WHAT THE EXERCISE ASKS:
Each record is to be printed again precisely as it reads.

-- Begin DATASET EXCERPTS --

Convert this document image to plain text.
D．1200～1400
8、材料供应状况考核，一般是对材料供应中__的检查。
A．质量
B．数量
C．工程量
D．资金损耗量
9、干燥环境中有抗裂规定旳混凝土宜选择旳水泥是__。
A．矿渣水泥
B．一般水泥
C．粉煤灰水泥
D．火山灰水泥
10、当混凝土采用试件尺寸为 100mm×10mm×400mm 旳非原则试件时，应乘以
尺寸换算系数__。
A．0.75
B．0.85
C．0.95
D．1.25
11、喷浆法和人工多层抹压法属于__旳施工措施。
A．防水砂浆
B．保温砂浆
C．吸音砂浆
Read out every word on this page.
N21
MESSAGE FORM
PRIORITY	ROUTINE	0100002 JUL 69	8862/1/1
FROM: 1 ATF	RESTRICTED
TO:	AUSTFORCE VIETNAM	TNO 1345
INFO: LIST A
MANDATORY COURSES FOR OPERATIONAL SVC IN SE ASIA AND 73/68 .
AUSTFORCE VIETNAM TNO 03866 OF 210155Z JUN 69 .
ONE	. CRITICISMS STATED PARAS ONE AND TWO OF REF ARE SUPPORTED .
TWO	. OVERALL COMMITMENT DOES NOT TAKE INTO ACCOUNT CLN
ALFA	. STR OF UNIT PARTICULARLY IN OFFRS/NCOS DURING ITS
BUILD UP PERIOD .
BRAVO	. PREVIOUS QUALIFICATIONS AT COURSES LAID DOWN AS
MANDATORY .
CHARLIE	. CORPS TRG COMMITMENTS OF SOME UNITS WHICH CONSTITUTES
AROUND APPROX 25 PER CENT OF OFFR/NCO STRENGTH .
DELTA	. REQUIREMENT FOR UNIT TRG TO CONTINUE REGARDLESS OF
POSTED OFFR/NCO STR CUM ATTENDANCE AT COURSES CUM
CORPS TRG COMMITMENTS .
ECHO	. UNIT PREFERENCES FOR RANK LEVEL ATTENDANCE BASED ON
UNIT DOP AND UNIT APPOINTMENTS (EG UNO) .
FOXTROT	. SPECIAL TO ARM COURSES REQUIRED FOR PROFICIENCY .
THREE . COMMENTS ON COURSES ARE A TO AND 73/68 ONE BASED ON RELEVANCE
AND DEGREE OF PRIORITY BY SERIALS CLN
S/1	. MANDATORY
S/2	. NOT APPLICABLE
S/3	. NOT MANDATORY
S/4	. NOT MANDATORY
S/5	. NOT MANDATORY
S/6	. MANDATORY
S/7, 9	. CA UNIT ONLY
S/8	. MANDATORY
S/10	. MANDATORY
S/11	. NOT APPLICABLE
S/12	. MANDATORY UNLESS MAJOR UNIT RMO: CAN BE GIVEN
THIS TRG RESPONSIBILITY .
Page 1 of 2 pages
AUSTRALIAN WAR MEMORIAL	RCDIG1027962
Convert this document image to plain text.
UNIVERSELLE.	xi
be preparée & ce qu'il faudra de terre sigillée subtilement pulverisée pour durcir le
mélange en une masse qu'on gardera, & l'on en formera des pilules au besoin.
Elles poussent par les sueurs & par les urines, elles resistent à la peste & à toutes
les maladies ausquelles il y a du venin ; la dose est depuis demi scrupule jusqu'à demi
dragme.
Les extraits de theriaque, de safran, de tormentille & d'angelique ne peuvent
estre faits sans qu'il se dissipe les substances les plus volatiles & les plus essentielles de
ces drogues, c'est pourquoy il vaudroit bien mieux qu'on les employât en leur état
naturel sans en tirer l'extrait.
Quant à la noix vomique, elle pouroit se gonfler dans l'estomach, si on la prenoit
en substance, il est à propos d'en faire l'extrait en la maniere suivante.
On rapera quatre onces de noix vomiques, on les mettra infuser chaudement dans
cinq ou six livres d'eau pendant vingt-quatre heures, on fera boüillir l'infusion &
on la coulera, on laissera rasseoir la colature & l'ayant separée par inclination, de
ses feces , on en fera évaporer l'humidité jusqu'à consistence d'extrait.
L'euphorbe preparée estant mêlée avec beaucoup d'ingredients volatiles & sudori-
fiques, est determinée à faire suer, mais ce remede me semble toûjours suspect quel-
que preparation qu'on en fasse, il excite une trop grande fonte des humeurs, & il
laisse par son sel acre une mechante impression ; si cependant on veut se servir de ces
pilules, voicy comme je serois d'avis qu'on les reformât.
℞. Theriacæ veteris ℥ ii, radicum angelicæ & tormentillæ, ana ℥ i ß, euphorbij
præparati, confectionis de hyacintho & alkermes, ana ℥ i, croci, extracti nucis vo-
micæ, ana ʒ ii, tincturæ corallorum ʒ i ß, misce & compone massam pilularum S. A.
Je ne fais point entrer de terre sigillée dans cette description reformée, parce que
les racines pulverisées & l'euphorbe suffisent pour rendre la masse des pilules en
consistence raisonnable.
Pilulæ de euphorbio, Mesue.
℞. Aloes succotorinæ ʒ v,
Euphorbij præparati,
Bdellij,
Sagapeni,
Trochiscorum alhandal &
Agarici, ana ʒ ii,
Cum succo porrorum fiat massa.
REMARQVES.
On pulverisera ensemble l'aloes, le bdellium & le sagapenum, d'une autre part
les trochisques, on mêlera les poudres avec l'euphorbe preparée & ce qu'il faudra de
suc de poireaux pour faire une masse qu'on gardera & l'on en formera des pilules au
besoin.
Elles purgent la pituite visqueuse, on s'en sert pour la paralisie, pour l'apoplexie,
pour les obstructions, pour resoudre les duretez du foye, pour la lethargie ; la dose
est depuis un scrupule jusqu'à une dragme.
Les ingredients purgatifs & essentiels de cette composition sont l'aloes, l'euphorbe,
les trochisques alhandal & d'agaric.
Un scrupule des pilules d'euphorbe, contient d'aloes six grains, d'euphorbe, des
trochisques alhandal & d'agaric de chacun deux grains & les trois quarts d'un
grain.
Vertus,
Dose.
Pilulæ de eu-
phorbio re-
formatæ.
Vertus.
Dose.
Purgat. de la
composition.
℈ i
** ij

-- End DATASET EXCERPTS --

RESPONSE TO THIS EXERCISE:
Convert this document image to plain text.
D．1200～1400
8、材料供应状况考核，一般是对材料供应中__的检查。
A．质量
B．数量
C．工程量
D．资金损耗量
9、干燥环境中有抗裂规定旳混凝土宜选择旳水泥是__。
A．矿渣水泥
B．一般水泥
C．粉煤灰水泥
D．火山灰水泥
10、当混凝土采用试件尺寸为 100mm×10mm×400mm 旳非原则试件时，应乘以
尺寸换算系数__。
A．0.75
B．0.85
C．0.95
D．1.25
11、喷浆法和人工多层抹压法属于__旳施工措施。
A．防水砂浆
B．保温砂浆
C．吸音砂浆
Read out every word on this page.
N21
MESSAGE FORM
PRIORITY	ROUTINE	0100002 JUL 69	8862/1/1
FROM: 1 ATF	RESTRICTED
TO:	AUSTFORCE VIETNAM	TNO 1345
INFO: LIST A
MANDATORY COURSES FOR OPERATIONAL SVC IN SE ASIA AND 73/68 .
AUSTFORCE VIETNAM TNO 03866 OF 210155Z JUN 69 .
ONE	. CRITICISMS STATED PARAS ONE AND TWO OF REF ARE SUPPORTED .
TWO	. OVERALL COMMITMENT DOES NOT TAKE INTO ACCOUNT CLN
ALFA	. STR OF UNIT PARTICULARLY IN OFFRS/NCOS DURING ITS
BUILD UP PERIOD .
BRAVO	. PREVIOUS QUALIFICATIONS AT COURSES LAID DOWN AS
MANDATORY .
CHARLIE	. CORPS TRG COMMITMENTS OF SOME UNITS WHICH CONSTITUTES
AROUND APPROX 25 PER CENT OF OFFR/NCO STRENGTH .
DELTA	. REQUIREMENT FOR UNIT TRG TO CONTINUE REGARDLESS OF
POSTED OFFR/NCO STR CUM ATTENDANCE AT COURSES CUM
CORPS TRG COMMITMENTS .
ECHO	. UNIT PREFERENCES FOR RANK LEVEL ATTENDANCE BASED ON
UNIT DOP AND UNIT APPOINTMENTS (EG UNO) .
FOXTROT	. SPECIAL TO ARM COURSES REQUIRED FOR PROFICIENCY .
THREE . COMMENTS ON COURSES ARE A TO AND 73/68 ONE BASED ON RELEVANCE
AND DEGREE OF PRIORITY BY SERIALS CLN
S/1	. MANDATORY
S/2	. NOT APPLICABLE
S/3	. NOT MANDATORY
S/4	. NOT MANDATORY
S/5	. NOT MANDATORY
S/6	. MANDATORY
S/7, 9	. CA UNIT ONLY
S/8	. MANDATORY
S/10	. MANDATORY
S/11	. NOT APPLICABLE
S/12	. MANDATORY UNLESS MAJOR UNIT RMO: CAN BE GIVEN
THIS TRG RESPONSIBILITY .
Page 1 of 2 pages
AUSTRALIAN WAR MEMORIAL	RCDIG1027962
Convert this document image to plain text.
UNIVERSELLE.	xi
be preparée & ce qu'il faudra de terre sigillée subtilement pulverisée pour durcir le
mélange en une masse qu'on gardera, & l'on en formera des pilules au besoin.
Elles poussent par les sueurs & par les urines, elles resistent à la peste & à toutes
les maladies ausquelles il y a du venin ; la dose est depuis demi scrupule jusqu'à demi
dragme.
Les extraits de theriaque, de safran, de tormentille & d'angelique ne peuvent
estre faits sans qu'il se dissipe les substances les plus volatiles & les plus essentielles de
ces drogues, c'est pourquoy il vaudroit bien mieux qu'on les employât en leur état
naturel sans en tirer l'extrait.
Quant à la noix vomique, elle pouroit se gonfler dans l'estomach, si on la prenoit
en substance, il est à propos d'en faire l'extrait en la maniere suivante.
On rapera quatre onces de noix vomiques, on les mettra infuser chaudement dans
cinq ou six livres d'eau pendant vingt-quatre heures, on fera boüillir l'infusion &
on la coulera, on laissera rasseoir la colature & l'ayant separée par inclination, de
ses feces , on en fera évaporer l'humidité jusqu'à consistence d'extrait.
L'euphorbe preparée estant mêlée avec beaucoup d'ingredients volatiles & sudori-
fiques, est determinée à faire suer, mais ce remede me semble toûjours suspect quel-
que preparation qu'on en fasse, il excite une trop grande fonte des humeurs, & il
laisse par son sel acre une mechante impression ; si cependant on veut se servir de ces
pilules, voicy comme je serois d'avis qu'on les reformât.
℞. Theriacæ veteris ℥ ii, radicum angelicæ & tormentillæ, ana ℥ i ß, euphorbij
præparati, confectionis de hyacintho & alkermes, ana ℥ i, croci, extracti nucis vo-
micæ, ana ʒ ii, tincturæ corallorum ʒ i ß, misce & compone massam pilularum S. A.
Je ne fais point entrer de terre sigillée dans cette description reformée, parce que
les racines pulverisées & l'euphorbe suffisent pour rendre la masse des pilules en
consistence raisonnable.
Pilulæ de euphorbio, Mesue.
℞. Aloes succotorinæ ʒ v,
Euphorbij præparati,
Bdellij,
Sagapeni,
Trochiscorum alhandal &
Agarici, ana ʒ ii,
Cum succo porrorum fiat massa.
REMARQVES.
On pulverisera ensemble l'aloes, le bdellium & le sagapenum, d'une autre part
les trochisques, on mêlera les poudres avec l'euphorbe preparée & ce qu'il faudra de
suc de poireaux pour faire une masse qu'on gardera & l'on en formera des pilules au
besoin.
Elles purgent la pituite visqueuse, on s'en sert pour la paralisie, pour l'apoplexie,
pour les obstructions, pour resoudre les duretez du foye, pour la lethargie ; la dose
est depuis un scrupule jusqu'à une dragme.
Les ingredients purgatifs & essentiels de cette composition sont l'aloes, l'euphorbe,
les trochisques alhandal & d'agaric.
Un scrupule des pilules d'euphorbe, contient d'aloes six grains, d'euphorbe, des
trochisques alhandal & d'agaric de chacun deux grains & les trois quarts d'un
grain.
Vertus,
Dose.
Pilulæ de eu-
phorbio re-
formatæ.
Vertus.
Dose.
Purgat. de la
composition.
℈ i
** ij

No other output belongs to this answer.